## begin RAW DATA
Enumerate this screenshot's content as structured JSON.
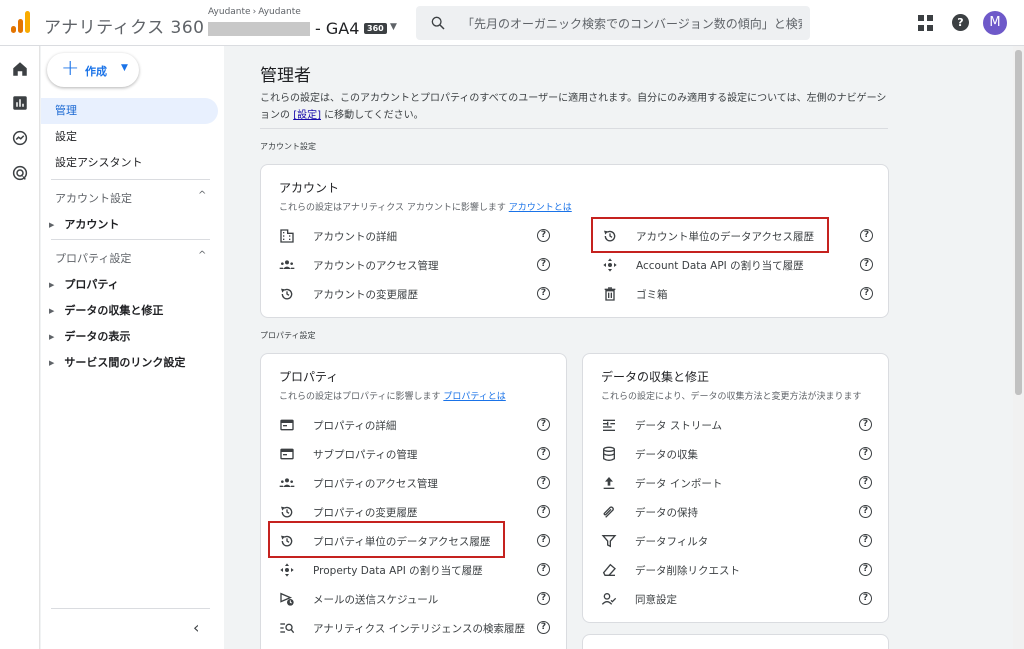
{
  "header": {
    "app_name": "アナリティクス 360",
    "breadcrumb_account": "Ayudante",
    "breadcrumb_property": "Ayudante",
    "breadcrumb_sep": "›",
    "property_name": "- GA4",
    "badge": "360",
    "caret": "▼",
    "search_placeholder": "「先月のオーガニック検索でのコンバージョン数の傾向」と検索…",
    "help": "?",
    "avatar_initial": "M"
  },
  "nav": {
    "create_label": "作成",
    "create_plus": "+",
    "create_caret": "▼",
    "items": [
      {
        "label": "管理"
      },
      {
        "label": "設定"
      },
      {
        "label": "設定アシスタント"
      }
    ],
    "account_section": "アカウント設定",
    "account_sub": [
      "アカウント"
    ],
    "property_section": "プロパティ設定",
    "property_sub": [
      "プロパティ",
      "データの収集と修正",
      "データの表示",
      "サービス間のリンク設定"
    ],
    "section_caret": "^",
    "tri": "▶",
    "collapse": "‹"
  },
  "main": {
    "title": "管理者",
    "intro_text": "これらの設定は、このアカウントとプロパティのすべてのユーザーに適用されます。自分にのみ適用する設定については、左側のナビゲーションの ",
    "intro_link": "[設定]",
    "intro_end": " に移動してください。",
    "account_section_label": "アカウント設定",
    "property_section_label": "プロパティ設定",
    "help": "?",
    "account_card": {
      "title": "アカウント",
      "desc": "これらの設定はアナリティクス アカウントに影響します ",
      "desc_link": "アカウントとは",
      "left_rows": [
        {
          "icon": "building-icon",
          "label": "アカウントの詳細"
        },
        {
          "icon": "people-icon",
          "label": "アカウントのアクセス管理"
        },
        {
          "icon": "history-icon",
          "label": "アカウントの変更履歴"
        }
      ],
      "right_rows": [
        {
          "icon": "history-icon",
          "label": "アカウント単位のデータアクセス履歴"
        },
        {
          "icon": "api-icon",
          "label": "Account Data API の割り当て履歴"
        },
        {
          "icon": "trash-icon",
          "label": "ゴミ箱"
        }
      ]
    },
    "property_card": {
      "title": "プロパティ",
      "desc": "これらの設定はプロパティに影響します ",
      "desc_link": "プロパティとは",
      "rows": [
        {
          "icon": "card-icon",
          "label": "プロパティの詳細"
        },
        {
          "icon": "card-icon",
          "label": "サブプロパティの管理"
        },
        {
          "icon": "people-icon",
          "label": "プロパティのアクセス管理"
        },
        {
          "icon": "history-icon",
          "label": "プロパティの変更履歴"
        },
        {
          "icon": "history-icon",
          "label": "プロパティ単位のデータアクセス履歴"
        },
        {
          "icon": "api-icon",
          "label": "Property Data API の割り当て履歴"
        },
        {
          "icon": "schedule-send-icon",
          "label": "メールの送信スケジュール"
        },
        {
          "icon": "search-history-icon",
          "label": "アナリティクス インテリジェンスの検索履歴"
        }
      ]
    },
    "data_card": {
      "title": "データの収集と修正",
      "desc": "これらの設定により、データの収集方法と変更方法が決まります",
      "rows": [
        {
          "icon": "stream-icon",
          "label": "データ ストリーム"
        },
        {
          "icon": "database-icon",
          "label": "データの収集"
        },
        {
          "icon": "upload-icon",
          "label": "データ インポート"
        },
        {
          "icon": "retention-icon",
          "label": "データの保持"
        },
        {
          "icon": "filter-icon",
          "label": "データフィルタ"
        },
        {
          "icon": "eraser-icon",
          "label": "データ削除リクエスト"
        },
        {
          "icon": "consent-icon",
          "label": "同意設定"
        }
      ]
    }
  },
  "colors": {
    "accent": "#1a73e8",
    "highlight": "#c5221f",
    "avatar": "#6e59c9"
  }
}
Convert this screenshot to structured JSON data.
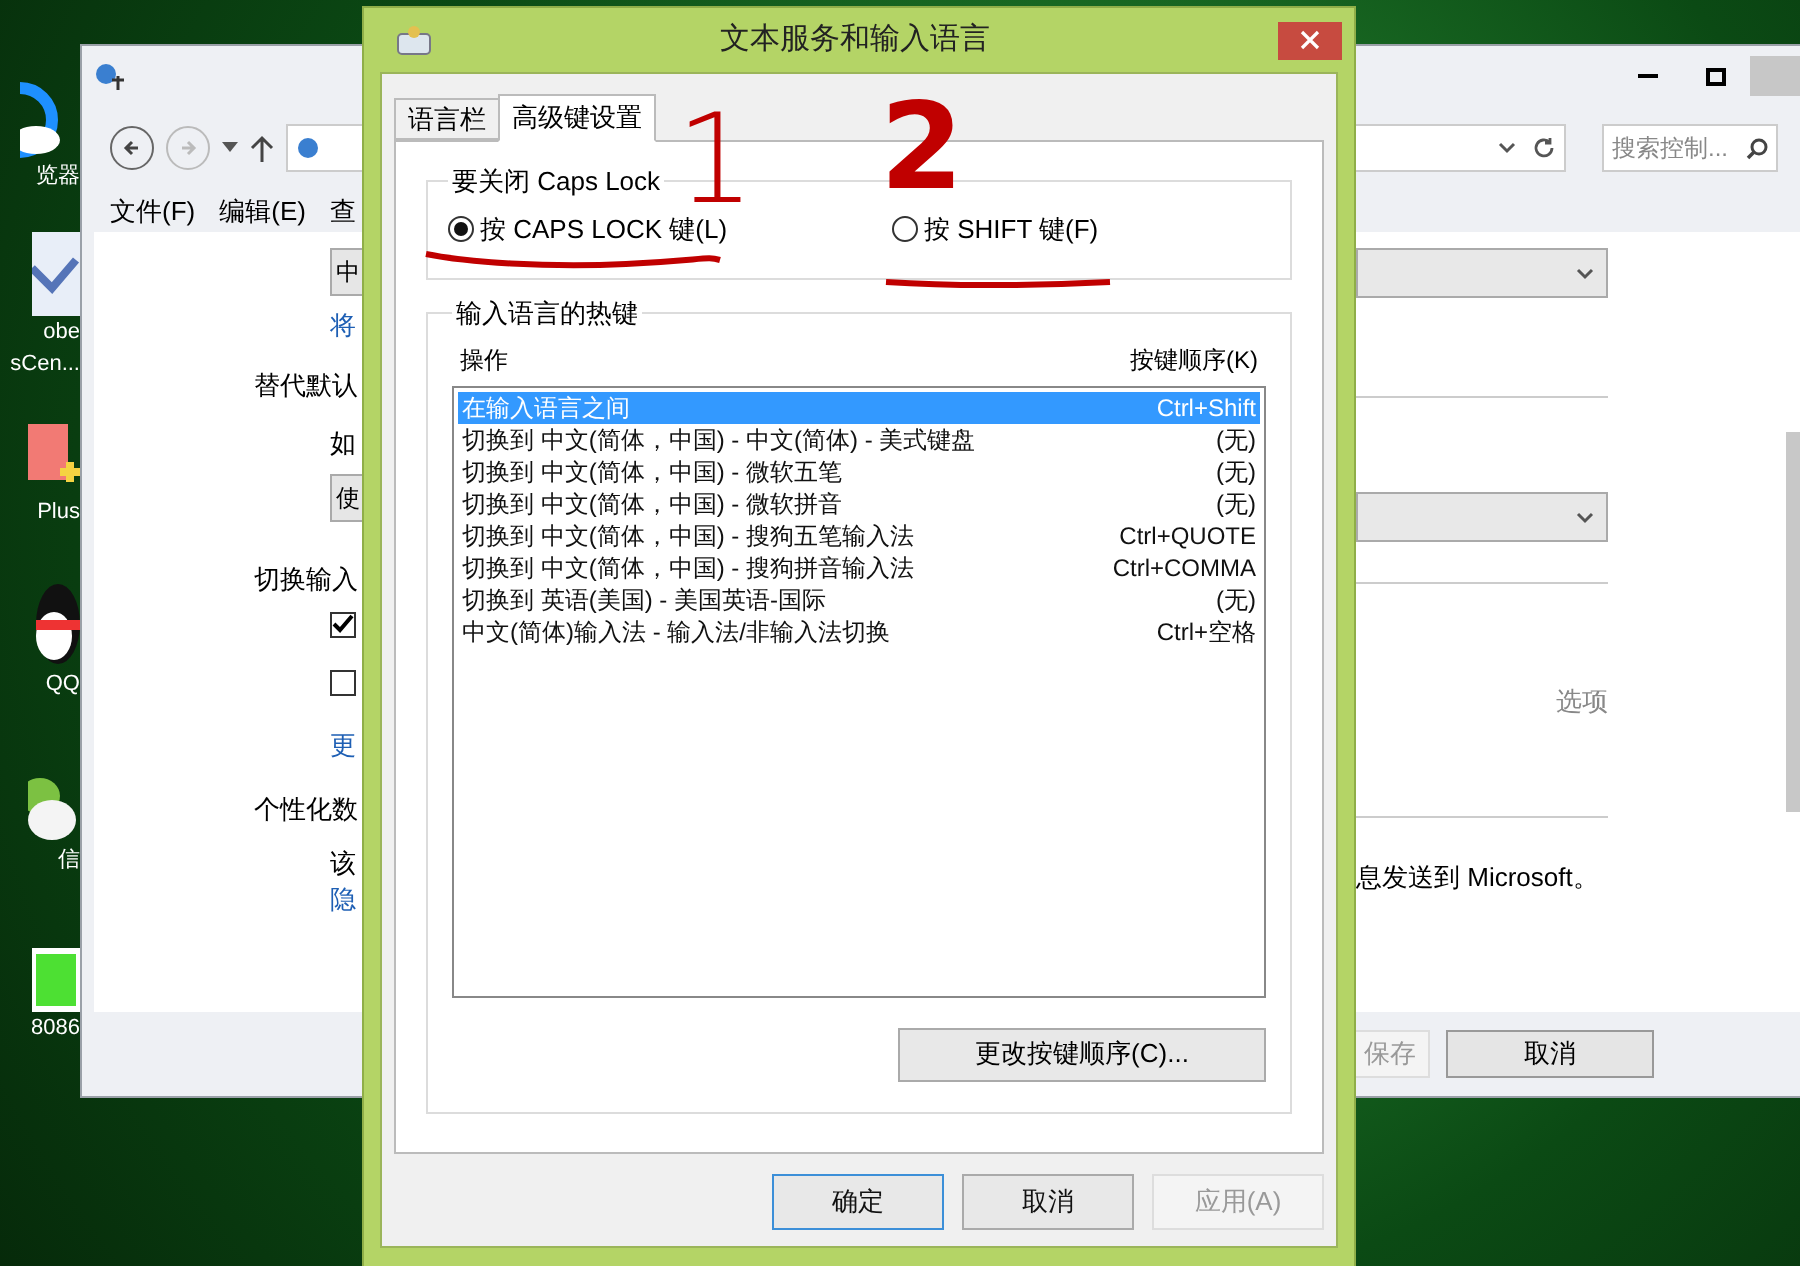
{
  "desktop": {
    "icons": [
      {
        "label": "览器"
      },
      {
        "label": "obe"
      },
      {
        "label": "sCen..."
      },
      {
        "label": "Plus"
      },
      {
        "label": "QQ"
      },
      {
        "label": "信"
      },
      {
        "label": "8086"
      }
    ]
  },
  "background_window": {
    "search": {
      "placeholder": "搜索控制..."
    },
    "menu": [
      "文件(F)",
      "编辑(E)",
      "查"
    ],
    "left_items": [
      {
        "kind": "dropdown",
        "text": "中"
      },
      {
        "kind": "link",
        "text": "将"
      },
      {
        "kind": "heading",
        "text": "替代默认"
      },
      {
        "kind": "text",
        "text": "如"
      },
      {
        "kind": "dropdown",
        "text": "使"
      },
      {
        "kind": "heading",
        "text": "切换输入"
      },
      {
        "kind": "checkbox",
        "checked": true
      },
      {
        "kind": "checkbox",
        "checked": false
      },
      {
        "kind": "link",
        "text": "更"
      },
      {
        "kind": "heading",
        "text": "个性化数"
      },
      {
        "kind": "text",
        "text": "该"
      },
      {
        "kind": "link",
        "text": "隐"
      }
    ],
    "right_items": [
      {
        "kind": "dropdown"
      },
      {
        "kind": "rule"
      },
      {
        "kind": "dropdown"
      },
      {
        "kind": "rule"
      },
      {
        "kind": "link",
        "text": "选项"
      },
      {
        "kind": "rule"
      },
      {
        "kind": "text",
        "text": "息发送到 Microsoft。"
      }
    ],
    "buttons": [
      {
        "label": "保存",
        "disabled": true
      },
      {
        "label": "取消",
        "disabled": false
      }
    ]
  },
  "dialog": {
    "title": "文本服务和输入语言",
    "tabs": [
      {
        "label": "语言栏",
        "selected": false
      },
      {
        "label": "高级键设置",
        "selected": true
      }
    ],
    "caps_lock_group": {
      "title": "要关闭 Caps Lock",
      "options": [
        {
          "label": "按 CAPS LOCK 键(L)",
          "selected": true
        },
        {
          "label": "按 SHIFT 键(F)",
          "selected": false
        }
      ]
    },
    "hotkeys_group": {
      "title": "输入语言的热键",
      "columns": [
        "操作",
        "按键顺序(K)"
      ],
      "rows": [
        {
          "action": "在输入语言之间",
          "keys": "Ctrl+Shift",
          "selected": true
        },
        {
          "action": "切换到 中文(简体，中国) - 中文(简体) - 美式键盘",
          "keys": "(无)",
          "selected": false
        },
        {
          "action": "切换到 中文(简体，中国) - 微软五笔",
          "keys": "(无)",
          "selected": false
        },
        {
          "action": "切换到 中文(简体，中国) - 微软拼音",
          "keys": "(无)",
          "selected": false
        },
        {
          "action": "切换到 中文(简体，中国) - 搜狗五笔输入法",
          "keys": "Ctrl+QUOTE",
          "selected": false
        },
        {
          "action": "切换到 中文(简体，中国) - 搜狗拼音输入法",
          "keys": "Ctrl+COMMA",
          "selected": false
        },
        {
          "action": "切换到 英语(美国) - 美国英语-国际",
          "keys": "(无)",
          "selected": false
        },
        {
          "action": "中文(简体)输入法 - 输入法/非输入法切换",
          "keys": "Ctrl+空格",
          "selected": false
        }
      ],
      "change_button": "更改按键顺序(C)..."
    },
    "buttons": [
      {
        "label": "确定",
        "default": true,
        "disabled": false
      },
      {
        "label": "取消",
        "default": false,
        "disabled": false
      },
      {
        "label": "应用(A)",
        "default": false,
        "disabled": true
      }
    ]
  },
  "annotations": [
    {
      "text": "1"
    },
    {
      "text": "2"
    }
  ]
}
## end RAW DATA
• **WHAT YOU ARE ASKED TO DO**
Repeat everything in the records precisely. Images are excluded from the copy.

• **RESPONSE TO THE EXERCISE**
Enumerate this screenshot's content as structured JSON.
{
  "header": {
    "app_name": "アナリティクス 360",
    "breadcrumb_account": "Ayudante",
    "breadcrumb_property": "Ayudante",
    "breadcrumb_sep": "›",
    "property_name": "- GA4",
    "badge": "360",
    "caret": "▼",
    "search_placeholder": "「先月のオーガニック検索でのコンバージョン数の傾向」と検索…",
    "help": "?",
    "avatar_initial": "M"
  },
  "nav": {
    "create_label": "作成",
    "create_plus": "+",
    "create_caret": "▼",
    "items": [
      {
        "label": "管理"
      },
      {
        "label": "設定"
      },
      {
        "label": "設定アシスタント"
      }
    ],
    "account_section": "アカウント設定",
    "account_sub": [
      "アカウント"
    ],
    "property_section": "プロパティ設定",
    "property_sub": [
      "プロパティ",
      "データの収集と修正",
      "データの表示",
      "サービス間のリンク設定"
    ],
    "section_caret": "^",
    "tri": "▶",
    "collapse": "‹"
  },
  "main": {
    "title": "管理者",
    "intro_text": "これらの設定は、このアカウントとプロパティのすべてのユーザーに適用されます。自分にのみ適用する設定については、左側のナビゲーションの ",
    "intro_link": "[設定]",
    "intro_end": " に移動してください。",
    "account_section_label": "アカウント設定",
    "property_section_label": "プロパティ設定",
    "help": "?",
    "account_card": {
      "title": "アカウント",
      "desc": "これらの設定はアナリティクス アカウントに影響します ",
      "desc_link": "アカウントとは",
      "left_rows": [
        {
          "icon": "building-icon",
          "label": "アカウントの詳細"
        },
        {
          "icon": "people-icon",
          "label": "アカウントのアクセス管理"
        },
        {
          "icon": "history-icon",
          "label": "アカウントの変更履歴"
        }
      ],
      "right_rows": [
        {
          "icon": "history-icon",
          "label": "アカウント単位のデータアクセス履歴"
        },
        {
          "icon": "api-icon",
          "label": "Account Data API の割り当て履歴"
        },
        {
          "icon": "trash-icon",
          "label": "ゴミ箱"
        }
      ]
    },
    "property_card": {
      "title": "プロパティ",
      "desc": "これらの設定はプロパティに影響します ",
      "desc_link": "プロパティとは",
      "rows": [
        {
          "icon": "card-icon",
          "label": "プロパティの詳細"
        },
        {
          "icon": "card-icon",
          "label": "サブプロパティの管理"
        },
        {
          "icon": "people-icon",
          "label": "プロパティのアクセス管理"
        },
        {
          "icon": "history-icon",
          "label": "プロパティの変更履歴"
        },
        {
          "icon": "history-icon",
          "label": "プロパティ単位のデータアクセス履歴"
        },
        {
          "icon": "api-icon",
          "label": "Property Data API の割り当て履歴"
        },
        {
          "icon": "schedule-send-icon",
          "label": "メールの送信スケジュール"
        },
        {
          "icon": "search-history-icon",
          "label": "アナリティクス インテリジェンスの検索履歴"
        }
      ]
    },
    "data_card": {
      "title": "データの収集と修正",
      "desc": "これらの設定により、データの収集方法と変更方法が決まります",
      "rows": [
        {
          "icon": "stream-icon",
          "label": "データ ストリーム"
        },
        {
          "icon": "database-icon",
          "label": "データの収集"
        },
        {
          "icon": "upload-icon",
          "label": "データ インポート"
        },
        {
          "icon": "retention-icon",
          "label": "データの保持"
        },
        {
          "icon": "filter-icon",
          "label": "データフィルタ"
        },
        {
          "icon": "eraser-icon",
          "label": "データ削除リクエスト"
        },
        {
          "icon": "consent-icon",
          "label": "同意設定"
        }
      ]
    }
  },
  "colors": {
    "accent": "#1a73e8",
    "highlight": "#c5221f",
    "avatar": "#6e59c9"
  }
}
Convert this screenshot to structured JSON data.
{
  "desktop": {
    "icons": [
      {
        "label": "览器"
      },
      {
        "label": "obe"
      },
      {
        "label": "sCen..."
      },
      {
        "label": "Plus"
      },
      {
        "label": "QQ"
      },
      {
        "label": "信"
      },
      {
        "label": "8086"
      }
    ]
  },
  "background_window": {
    "search": {
      "placeholder": "搜索控制..."
    },
    "menu": [
      "文件(F)",
      "编辑(E)",
      "查"
    ],
    "left_items": [
      {
        "kind": "dropdown",
        "text": "中"
      },
      {
        "kind": "link",
        "text": "将"
      },
      {
        "kind": "heading",
        "text": "替代默认"
      },
      {
        "kind": "text",
        "text": "如"
      },
      {
        "kind": "dropdown",
        "text": "使"
      },
      {
        "kind": "heading",
        "text": "切换输入"
      },
      {
        "kind": "checkbox",
        "checked": true
      },
      {
        "kind": "checkbox",
        "checked": false
      },
      {
        "kind": "link",
        "text": "更"
      },
      {
        "kind": "heading",
        "text": "个性化数"
      },
      {
        "kind": "text",
        "text": "该"
      },
      {
        "kind": "link",
        "text": "隐"
      }
    ],
    "right_items": [
      {
        "kind": "dropdown"
      },
      {
        "kind": "rule"
      },
      {
        "kind": "dropdown"
      },
      {
        "kind": "rule"
      },
      {
        "kind": "link",
        "text": "选项"
      },
      {
        "kind": "rule"
      },
      {
        "kind": "text",
        "text": "息发送到 Microsoft。"
      }
    ],
    "buttons": [
      {
        "label": "保存",
        "disabled": true
      },
      {
        "label": "取消",
        "disabled": false
      }
    ]
  },
  "dialog": {
    "title": "文本服务和输入语言",
    "tabs": [
      {
        "label": "语言栏",
        "selected": false
      },
      {
        "label": "高级键设置",
        "selected": true
      }
    ],
    "caps_lock_group": {
      "title": "要关闭 Caps Lock",
      "options": [
        {
          "label": "按 CAPS LOCK 键(L)",
          "selected": true
        },
        {
          "label": "按 SHIFT 键(F)",
          "selected": false
        }
      ]
    },
    "hotkeys_group": {
      "title": "输入语言的热键",
      "columns": [
        "操作",
        "按键顺序(K)"
      ],
      "rows": [
        {
          "action": "在输入语言之间",
          "keys": "Ctrl+Shift",
          "selected": true
        },
        {
          "action": "切换到 中文(简体，中国) - 中文(简体) - 美式键盘",
          "keys": "(无)",
          "selected": false
        },
        {
          "action": "切换到 中文(简体，中国) - 微软五笔",
          "keys": "(无)",
          "selected": false
        },
        {
          "action": "切换到 中文(简体，中国) - 微软拼音",
          "keys": "(无)",
          "selected": false
        },
        {
          "action": "切换到 中文(简体，中国) - 搜狗五笔输入法",
          "keys": "Ctrl+QUOTE",
          "selected": false
        },
        {
          "action": "切换到 中文(简体，中国) - 搜狗拼音输入法",
          "keys": "Ctrl+COMMA",
          "selected": false
        },
        {
          "action": "切换到 英语(美国) - 美国英语-国际",
          "keys": "(无)",
          "selected": false
        },
        {
          "action": "中文(简体)输入法 - 输入法/非输入法切换",
          "keys": "Ctrl+空格",
          "selected": false
        }
      ],
      "change_button": "更改按键顺序(C)..."
    },
    "buttons": [
      {
        "label": "确定",
        "default": true,
        "disabled": false
      },
      {
        "label": "取消",
        "default": false,
        "disabled": false
      },
      {
        "label": "应用(A)",
        "default": false,
        "disabled": true
      }
    ]
  },
  "annotations": [
    {
      "text": "1"
    },
    {
      "text": "2"
    }
  ]
}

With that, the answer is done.